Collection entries
════

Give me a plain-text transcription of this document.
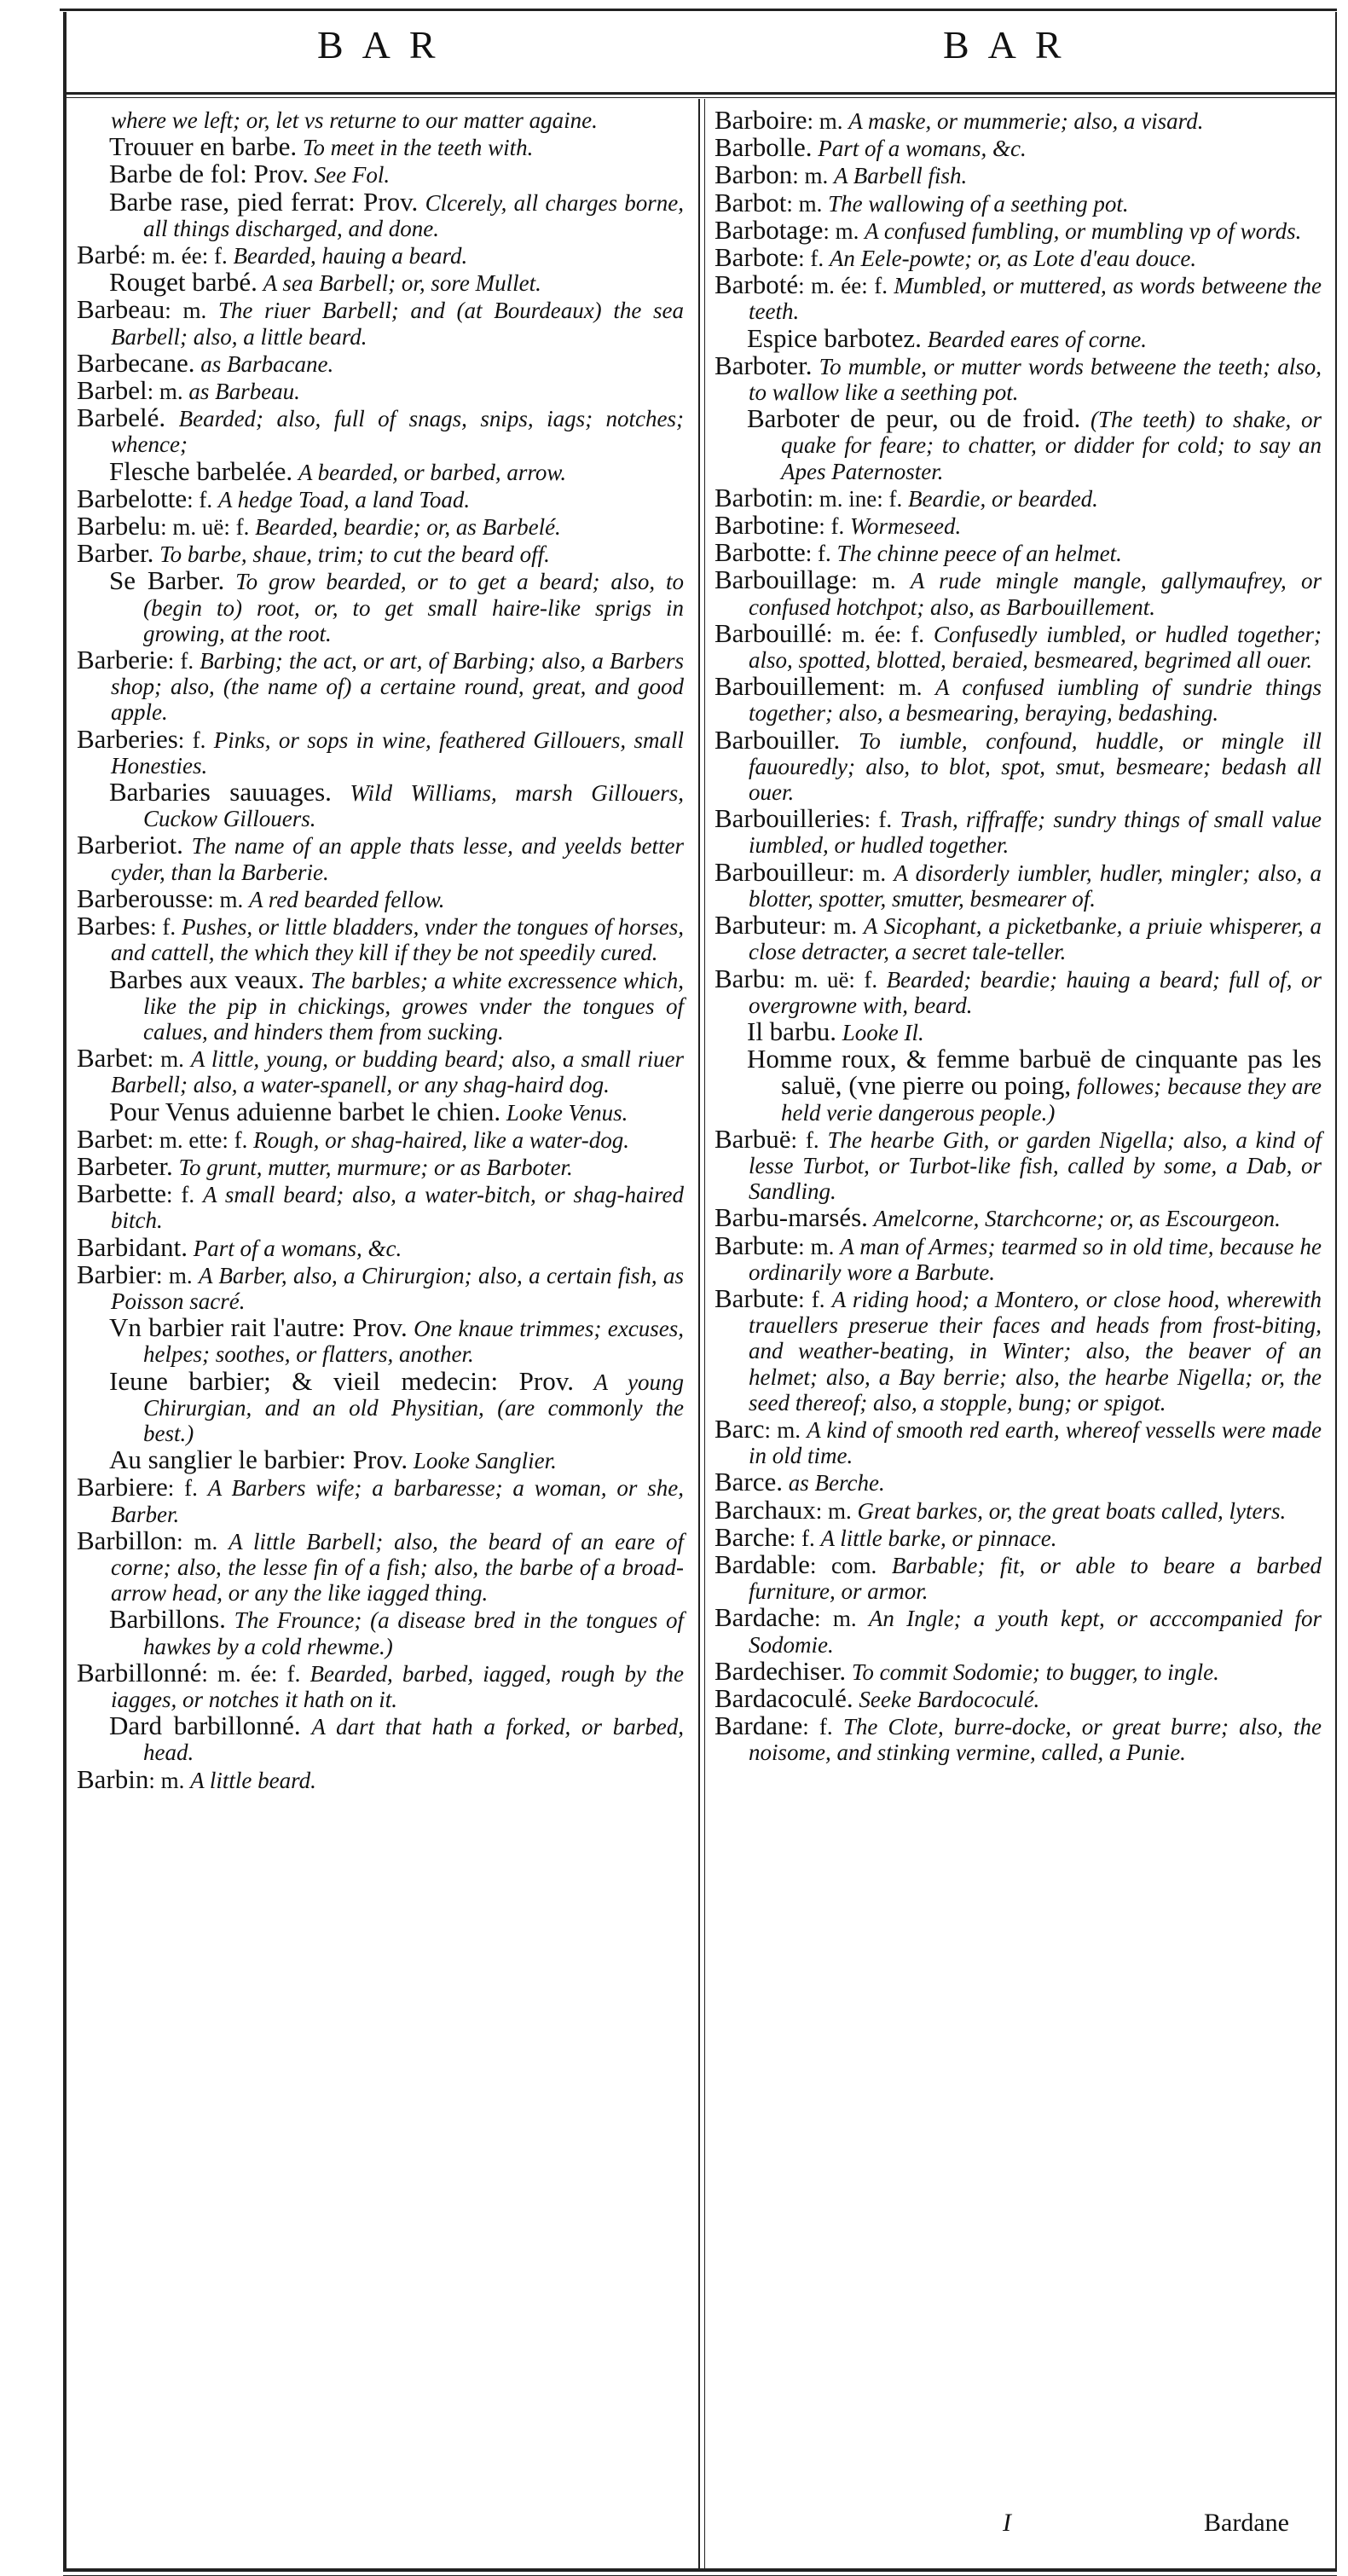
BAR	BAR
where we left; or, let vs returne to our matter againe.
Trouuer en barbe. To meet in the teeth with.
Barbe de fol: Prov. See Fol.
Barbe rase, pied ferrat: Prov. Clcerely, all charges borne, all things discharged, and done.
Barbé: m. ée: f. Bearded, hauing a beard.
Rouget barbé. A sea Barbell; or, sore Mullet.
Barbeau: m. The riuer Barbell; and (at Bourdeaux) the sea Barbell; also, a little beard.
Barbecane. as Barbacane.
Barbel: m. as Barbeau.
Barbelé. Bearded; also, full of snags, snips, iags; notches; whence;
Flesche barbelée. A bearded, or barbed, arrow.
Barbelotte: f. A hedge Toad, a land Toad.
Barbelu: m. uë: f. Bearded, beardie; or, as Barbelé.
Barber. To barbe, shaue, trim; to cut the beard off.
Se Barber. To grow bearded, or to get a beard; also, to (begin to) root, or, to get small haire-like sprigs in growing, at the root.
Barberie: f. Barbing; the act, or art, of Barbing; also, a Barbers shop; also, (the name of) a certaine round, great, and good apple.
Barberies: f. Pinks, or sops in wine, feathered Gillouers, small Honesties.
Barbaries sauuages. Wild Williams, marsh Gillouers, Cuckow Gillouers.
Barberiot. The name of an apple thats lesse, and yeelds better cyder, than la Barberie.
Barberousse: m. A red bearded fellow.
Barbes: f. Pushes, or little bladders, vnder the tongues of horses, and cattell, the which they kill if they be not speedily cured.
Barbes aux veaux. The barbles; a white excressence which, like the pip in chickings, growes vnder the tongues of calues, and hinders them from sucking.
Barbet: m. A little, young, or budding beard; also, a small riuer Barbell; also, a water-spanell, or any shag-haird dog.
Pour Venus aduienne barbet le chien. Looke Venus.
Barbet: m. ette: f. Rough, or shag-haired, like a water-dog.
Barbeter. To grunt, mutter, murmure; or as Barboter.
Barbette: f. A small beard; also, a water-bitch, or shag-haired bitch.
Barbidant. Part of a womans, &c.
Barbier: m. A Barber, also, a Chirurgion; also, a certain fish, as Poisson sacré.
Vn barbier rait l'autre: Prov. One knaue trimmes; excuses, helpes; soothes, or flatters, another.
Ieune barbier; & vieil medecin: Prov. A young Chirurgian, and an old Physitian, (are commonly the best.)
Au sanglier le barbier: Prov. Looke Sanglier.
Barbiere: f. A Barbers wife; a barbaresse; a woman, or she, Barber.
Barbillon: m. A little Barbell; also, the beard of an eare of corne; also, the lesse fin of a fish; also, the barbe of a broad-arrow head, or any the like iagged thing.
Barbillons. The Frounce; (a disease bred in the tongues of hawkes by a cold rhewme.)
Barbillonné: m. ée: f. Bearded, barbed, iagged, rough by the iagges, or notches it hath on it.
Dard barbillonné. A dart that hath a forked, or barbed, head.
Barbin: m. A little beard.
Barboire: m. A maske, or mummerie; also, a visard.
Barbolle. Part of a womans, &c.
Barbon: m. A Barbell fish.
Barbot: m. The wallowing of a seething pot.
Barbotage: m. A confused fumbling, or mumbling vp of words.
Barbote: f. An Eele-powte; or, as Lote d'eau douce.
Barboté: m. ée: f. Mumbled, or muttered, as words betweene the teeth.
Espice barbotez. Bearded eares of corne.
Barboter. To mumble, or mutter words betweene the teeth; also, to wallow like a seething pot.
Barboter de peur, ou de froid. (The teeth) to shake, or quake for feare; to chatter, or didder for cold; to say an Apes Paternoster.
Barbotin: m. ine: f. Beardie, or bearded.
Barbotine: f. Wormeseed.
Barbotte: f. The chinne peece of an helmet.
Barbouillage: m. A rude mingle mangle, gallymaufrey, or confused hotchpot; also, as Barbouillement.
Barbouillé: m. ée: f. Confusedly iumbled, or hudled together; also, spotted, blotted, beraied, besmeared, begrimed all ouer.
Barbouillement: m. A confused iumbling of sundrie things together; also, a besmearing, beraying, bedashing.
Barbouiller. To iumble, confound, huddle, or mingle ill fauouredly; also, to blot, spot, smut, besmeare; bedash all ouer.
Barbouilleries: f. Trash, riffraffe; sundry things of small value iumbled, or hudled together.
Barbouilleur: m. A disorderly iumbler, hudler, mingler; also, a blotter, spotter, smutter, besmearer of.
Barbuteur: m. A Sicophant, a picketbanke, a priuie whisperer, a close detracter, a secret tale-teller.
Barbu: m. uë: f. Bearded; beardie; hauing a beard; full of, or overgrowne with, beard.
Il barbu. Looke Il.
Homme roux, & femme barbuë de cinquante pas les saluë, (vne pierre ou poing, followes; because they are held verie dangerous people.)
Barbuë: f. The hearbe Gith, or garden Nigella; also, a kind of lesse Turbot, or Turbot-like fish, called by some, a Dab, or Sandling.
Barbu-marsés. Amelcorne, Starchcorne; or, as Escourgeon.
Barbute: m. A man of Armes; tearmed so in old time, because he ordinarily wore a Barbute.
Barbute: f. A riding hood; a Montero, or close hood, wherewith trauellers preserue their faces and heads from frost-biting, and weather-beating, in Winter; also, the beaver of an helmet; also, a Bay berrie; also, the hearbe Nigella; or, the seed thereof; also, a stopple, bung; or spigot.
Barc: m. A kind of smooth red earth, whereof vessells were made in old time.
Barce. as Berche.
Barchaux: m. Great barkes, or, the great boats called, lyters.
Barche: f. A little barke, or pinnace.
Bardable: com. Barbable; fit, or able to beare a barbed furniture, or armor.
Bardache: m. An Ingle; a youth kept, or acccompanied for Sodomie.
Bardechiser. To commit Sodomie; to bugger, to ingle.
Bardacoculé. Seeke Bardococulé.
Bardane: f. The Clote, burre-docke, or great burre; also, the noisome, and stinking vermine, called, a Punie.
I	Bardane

════

Without including any pictures, please restate all the records exactly.

Give me a plain-text transcription of this document.
BAR	BAR
where we left; or, let vs returne to our matter againe.
Trouuer en barbe. To meet in the teeth with.
Barbe de fol: Prov. See Fol.
Barbe rase, pied ferrat: Prov. Clcerely, all charges borne, all things discharged, and done.
Barbé: m. ée: f. Bearded, hauing a beard.
Rouget barbé. A sea Barbell; or, sore Mullet.
Barbeau: m. The riuer Barbell; and (at Bourdeaux) the sea Barbell; also, a little beard.
Barbecane. as Barbacane.
Barbel: m. as Barbeau.
Barbelé. Bearded; also, full of snags, snips, iags; notches; whence;
Flesche barbelée. A bearded, or barbed, arrow.
Barbelotte: f. A hedge Toad, a land Toad.
Barbelu: m. uë: f. Bearded, beardie; or, as Barbelé.
Barber. To barbe, shaue, trim; to cut the beard off.
Se Barber. To grow bearded, or to get a beard; also, to (begin to) root, or, to get small haire-like sprigs in growing, at the root.
Barberie: f. Barbing; the act, or art, of Barbing; also, a Barbers shop; also, (the name of) a certaine round, great, and good apple.
Barberies: f. Pinks, or sops in wine, feathered Gillouers, small Honesties.
Barbaries sauuages. Wild Williams, marsh Gillouers, Cuckow Gillouers.
Barberiot. The name of an apple thats lesse, and yeelds better cyder, than la Barberie.
Barberousse: m. A red bearded fellow.
Barbes: f. Pushes, or little bladders, vnder the tongues of horses, and cattell, the which they kill if they be not speedily cured.
Barbes aux veaux. The barbles; a white excressence which, like the pip in chickings, growes vnder the tongues of calues, and hinders them from sucking.
Barbet: m. A little, young, or budding beard; also, a small riuer Barbell; also, a water-spanell, or any shag-haird dog.
Pour Venus aduienne barbet le chien. Looke Venus.
Barbet: m. ette: f. Rough, or shag-haired, like a water-dog.
Barbeter. To grunt, mutter, murmure; or as Barboter.
Barbette: f. A small beard; also, a water-bitch, or shag-haired bitch.
Barbidant. Part of a womans, &c.
Barbier: m. A Barber, also, a Chirurgion; also, a certain fish, as Poisson sacré.
Vn barbier rait l'autre: Prov. One knaue trimmes; excuses, helpes; soothes, or flatters, another.
Ieune barbier; & vieil medecin: Prov. A young Chirurgian, and an old Physitian, (are commonly the best.)
Au sanglier le barbier: Prov. Looke Sanglier.
Barbiere: f. A Barbers wife; a barbaresse; a woman, or she, Barber.
Barbillon: m. A little Barbell; also, the beard of an eare of corne; also, the lesse fin of a fish; also, the barbe of a broad-arrow head, or any the like iagged thing.
Barbillons. The Frounce; (a disease bred in the tongues of hawkes by a cold rhewme.)
Barbillonné: m. ée: f. Bearded, barbed, iagged, rough by the iagges, or notches it hath on it.
Dard barbillonné. A dart that hath a forked, or barbed, head.
Barbin: m. A little beard.
Barboire: m. A maske, or mummerie; also, a visard.
Barbolle. Part of a womans, &c.
Barbon: m. A Barbell fish.
Barbot: m. The wallowing of a seething pot.
Barbotage: m. A confused fumbling, or mumbling vp of words.
Barbote: f. An Eele-powte; or, as Lote d'eau douce.
Barboté: m. ée: f. Mumbled, or muttered, as words betweene the teeth.
Espice barbotez. Bearded eares of corne.
Barboter. To mumble, or mutter words betweene the teeth; also, to wallow like a seething pot.
Barboter de peur, ou de froid. (The teeth) to shake, or quake for feare; to chatter, or didder for cold; to say an Apes Paternoster.
Barbotin: m. ine: f. Beardie, or bearded.
Barbotine: f. Wormeseed.
Barbotte: f. The chinne peece of an helmet.
Barbouillage: m. A rude mingle mangle, gallymaufrey, or confused hotchpot; also, as Barbouillement.
Barbouillé: m. ée: f. Confusedly iumbled, or hudled together; also, spotted, blotted, beraied, besmeared, begrimed all ouer.
Barbouillement: m. A confused iumbling of sundrie things together; also, a besmearing, beraying, bedashing.
Barbouiller. To iumble, confound, huddle, or mingle ill fauouredly; also, to blot, spot, smut, besmeare; bedash all ouer.
Barbouilleries: f. Trash, riffraffe; sundry things of small value iumbled, or hudled together.
Barbouilleur: m. A disorderly iumbler, hudler, mingler; also, a blotter, spotter, smutter, besmearer of.
Barbuteur: m. A Sicophant, a picketbanke, a priuie whisperer, a close detracter, a secret tale-teller.
Barbu: m. uë: f. Bearded; beardie; hauing a beard; full of, or overgrowne with, beard.
Il barbu. Looke Il.
Homme roux, & femme barbuë de cinquante pas les saluë, (vne pierre ou poing, followes; because they are held verie dangerous people.)
Barbuë: f. The hearbe Gith, or garden Nigella; also, a kind of lesse Turbot, or Turbot-like fish, called by some, a Dab, or Sandling.
Barbu-marsés. Amelcorne, Starchcorne; or, as Escourgeon.
Barbute: m. A man of Armes; tearmed so in old time, because he ordinarily wore a Barbute.
Barbute: f. A riding hood; a Montero, or close hood, wherewith trauellers preserue their faces and heads from frost-biting, and weather-beating, in Winter; also, the beaver of an helmet; also, a Bay berrie; also, the hearbe Nigella; or, the seed thereof; also, a stopple, bung; or spigot.
Barc: m. A kind of smooth red earth, whereof vessells were made in old time.
Barce. as Berche.
Barchaux: m. Great barkes, or, the great boats called, lyters.
Barche: f. A little barke, or pinnace.
Bardable: com. Barbable; fit, or able to beare a barbed furniture, or armor.
Bardache: m. An Ingle; a youth kept, or acccompanied for Sodomie.
Bardechiser. To commit Sodomie; to bugger, to ingle.
Bardacoculé. Seeke Bardococulé.
Bardane: f. The Clote, burre-docke, or great burre; also, the noisome, and stinking vermine, called, a Punie.
I	Bardane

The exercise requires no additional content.